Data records
···

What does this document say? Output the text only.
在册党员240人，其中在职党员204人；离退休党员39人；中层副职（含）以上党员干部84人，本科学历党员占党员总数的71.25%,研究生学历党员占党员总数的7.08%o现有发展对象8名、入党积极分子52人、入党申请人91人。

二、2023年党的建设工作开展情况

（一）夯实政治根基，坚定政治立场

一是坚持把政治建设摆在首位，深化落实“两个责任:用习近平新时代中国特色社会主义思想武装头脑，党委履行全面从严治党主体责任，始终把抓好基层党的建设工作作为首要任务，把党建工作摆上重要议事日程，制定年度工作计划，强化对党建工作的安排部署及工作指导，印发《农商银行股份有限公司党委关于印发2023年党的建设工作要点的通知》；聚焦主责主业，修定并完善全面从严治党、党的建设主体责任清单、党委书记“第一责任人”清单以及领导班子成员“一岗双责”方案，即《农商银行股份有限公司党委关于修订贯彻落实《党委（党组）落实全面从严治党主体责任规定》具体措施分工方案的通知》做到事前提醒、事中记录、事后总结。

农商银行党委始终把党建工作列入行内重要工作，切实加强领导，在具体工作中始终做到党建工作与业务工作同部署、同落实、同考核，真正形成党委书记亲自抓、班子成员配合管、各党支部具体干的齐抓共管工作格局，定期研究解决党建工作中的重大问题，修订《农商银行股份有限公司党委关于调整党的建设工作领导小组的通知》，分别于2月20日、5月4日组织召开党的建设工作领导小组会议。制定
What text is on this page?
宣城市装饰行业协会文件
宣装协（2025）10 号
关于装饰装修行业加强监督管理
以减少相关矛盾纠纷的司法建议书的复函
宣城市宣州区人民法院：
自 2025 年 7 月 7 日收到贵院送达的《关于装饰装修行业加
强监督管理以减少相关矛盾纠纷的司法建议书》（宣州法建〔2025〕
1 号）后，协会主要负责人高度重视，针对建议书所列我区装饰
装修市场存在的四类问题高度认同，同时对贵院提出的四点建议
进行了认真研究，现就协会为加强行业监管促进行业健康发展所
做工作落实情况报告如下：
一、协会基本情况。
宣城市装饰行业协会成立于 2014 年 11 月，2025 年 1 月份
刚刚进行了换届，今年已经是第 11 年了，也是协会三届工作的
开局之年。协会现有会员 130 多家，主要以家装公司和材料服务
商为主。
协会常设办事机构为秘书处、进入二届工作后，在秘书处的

···

OBJECTIVE :: Of all the lines in the listing above, how many include "this"? Write only the number.

FINAL RESULT :: 2